## start Available data

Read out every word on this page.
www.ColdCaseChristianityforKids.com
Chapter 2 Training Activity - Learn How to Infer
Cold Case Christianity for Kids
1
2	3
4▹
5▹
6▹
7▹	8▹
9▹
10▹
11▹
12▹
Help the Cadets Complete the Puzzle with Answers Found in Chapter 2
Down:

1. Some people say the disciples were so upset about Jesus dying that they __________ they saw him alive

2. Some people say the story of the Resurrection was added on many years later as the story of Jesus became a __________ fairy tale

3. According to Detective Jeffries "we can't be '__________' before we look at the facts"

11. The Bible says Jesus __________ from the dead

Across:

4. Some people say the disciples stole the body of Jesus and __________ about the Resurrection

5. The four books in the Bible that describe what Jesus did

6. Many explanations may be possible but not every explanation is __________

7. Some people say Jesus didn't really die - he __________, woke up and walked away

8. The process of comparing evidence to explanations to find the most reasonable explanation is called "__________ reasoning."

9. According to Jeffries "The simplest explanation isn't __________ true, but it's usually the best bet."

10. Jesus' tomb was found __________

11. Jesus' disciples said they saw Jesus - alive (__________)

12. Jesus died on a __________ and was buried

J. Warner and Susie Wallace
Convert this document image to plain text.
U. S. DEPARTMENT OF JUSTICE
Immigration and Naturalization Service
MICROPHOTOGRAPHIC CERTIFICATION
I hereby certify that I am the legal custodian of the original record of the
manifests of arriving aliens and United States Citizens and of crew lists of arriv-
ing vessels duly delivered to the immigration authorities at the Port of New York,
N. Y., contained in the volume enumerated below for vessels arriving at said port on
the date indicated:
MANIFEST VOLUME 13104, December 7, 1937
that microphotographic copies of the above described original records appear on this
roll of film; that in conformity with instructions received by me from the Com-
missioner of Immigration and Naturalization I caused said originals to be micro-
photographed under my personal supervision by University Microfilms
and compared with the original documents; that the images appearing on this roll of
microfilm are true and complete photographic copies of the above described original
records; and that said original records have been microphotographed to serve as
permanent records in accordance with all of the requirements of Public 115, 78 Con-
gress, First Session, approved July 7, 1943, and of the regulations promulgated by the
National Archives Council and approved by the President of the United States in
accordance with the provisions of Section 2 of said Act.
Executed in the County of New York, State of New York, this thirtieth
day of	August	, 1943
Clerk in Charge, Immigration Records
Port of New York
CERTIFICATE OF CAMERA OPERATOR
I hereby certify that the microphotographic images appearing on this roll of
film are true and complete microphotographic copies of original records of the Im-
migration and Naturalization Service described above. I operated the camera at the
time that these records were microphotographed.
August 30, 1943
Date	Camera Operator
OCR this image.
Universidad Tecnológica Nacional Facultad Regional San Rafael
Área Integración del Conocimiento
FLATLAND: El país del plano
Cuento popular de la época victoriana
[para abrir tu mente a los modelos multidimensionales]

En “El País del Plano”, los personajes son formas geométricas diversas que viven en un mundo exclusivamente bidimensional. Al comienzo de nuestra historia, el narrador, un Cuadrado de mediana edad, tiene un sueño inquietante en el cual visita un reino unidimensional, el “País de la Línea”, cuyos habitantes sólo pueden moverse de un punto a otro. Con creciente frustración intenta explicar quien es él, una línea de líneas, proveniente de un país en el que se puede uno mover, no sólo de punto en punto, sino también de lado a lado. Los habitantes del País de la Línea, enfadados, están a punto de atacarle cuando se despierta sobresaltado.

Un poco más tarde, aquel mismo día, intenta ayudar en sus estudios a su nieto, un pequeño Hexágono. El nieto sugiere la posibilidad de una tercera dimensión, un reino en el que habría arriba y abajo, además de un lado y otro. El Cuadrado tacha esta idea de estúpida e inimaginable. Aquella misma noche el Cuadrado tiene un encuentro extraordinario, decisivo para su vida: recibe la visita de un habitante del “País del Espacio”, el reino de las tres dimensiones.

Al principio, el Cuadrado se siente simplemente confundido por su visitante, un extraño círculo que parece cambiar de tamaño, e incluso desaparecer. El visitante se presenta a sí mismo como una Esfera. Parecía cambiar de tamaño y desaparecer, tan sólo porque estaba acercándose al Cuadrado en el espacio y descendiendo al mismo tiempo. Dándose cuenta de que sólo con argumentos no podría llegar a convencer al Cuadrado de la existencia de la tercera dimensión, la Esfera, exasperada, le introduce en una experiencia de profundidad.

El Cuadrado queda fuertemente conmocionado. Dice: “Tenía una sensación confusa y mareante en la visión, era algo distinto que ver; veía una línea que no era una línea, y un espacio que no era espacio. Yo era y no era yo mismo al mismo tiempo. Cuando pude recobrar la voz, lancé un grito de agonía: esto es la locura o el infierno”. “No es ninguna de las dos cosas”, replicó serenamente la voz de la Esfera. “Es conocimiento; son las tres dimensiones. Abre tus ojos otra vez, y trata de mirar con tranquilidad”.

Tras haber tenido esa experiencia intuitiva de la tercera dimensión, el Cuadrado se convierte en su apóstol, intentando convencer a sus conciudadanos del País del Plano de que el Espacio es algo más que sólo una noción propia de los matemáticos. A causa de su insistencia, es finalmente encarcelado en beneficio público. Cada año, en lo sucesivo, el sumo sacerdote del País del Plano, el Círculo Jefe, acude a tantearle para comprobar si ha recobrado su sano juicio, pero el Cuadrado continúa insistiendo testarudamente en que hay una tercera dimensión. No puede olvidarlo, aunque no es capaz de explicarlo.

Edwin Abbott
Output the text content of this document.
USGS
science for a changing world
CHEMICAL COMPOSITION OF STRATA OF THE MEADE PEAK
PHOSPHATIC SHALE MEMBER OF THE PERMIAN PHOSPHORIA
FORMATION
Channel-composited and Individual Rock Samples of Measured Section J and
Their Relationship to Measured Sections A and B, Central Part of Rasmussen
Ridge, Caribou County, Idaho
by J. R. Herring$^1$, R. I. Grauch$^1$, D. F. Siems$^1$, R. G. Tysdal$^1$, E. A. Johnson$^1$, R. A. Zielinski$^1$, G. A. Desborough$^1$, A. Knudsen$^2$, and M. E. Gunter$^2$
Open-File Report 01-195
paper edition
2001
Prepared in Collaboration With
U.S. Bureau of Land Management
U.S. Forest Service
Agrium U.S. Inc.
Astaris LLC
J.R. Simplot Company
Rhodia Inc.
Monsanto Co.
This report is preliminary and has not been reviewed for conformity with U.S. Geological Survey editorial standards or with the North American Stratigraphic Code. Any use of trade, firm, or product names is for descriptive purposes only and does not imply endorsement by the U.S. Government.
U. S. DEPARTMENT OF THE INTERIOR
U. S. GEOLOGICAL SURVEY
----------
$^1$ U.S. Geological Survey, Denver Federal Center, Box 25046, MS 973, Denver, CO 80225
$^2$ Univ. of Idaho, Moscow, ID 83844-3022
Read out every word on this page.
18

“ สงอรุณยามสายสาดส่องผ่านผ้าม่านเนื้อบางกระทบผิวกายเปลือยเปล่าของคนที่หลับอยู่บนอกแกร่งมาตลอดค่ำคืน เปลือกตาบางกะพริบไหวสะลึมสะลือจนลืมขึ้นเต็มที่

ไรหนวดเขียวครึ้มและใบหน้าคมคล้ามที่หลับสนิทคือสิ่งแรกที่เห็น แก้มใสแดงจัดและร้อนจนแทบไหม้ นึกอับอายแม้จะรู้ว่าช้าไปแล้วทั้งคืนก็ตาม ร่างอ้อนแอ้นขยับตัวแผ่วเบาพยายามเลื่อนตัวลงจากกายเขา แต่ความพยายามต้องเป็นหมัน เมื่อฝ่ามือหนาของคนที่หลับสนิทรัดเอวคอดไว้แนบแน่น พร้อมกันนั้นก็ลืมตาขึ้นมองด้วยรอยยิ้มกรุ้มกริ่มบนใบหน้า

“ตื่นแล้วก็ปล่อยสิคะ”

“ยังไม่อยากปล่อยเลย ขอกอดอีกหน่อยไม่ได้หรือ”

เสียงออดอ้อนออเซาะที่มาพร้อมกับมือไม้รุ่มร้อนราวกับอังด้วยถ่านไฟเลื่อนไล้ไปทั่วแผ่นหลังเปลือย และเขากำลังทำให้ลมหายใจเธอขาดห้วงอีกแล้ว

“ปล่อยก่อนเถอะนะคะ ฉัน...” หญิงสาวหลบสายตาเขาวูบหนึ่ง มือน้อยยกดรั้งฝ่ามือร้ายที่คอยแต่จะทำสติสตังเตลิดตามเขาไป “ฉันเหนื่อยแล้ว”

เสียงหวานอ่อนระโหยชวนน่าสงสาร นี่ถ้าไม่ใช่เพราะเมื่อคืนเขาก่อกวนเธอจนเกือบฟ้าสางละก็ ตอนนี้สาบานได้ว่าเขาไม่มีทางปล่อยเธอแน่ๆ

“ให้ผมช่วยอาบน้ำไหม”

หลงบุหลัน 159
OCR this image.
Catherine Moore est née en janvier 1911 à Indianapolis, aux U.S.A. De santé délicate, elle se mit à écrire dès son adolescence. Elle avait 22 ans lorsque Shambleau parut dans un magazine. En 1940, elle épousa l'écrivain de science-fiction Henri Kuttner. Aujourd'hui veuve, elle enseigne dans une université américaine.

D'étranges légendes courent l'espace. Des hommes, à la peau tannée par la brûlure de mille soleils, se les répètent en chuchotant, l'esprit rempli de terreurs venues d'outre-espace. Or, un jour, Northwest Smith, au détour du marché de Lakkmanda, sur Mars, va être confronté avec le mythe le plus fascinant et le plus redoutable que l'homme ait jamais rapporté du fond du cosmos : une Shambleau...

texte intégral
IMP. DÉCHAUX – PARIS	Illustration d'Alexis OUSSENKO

## end Available data

From the material given, work out how many lines hold the string "were"; state that number and nothing further.

2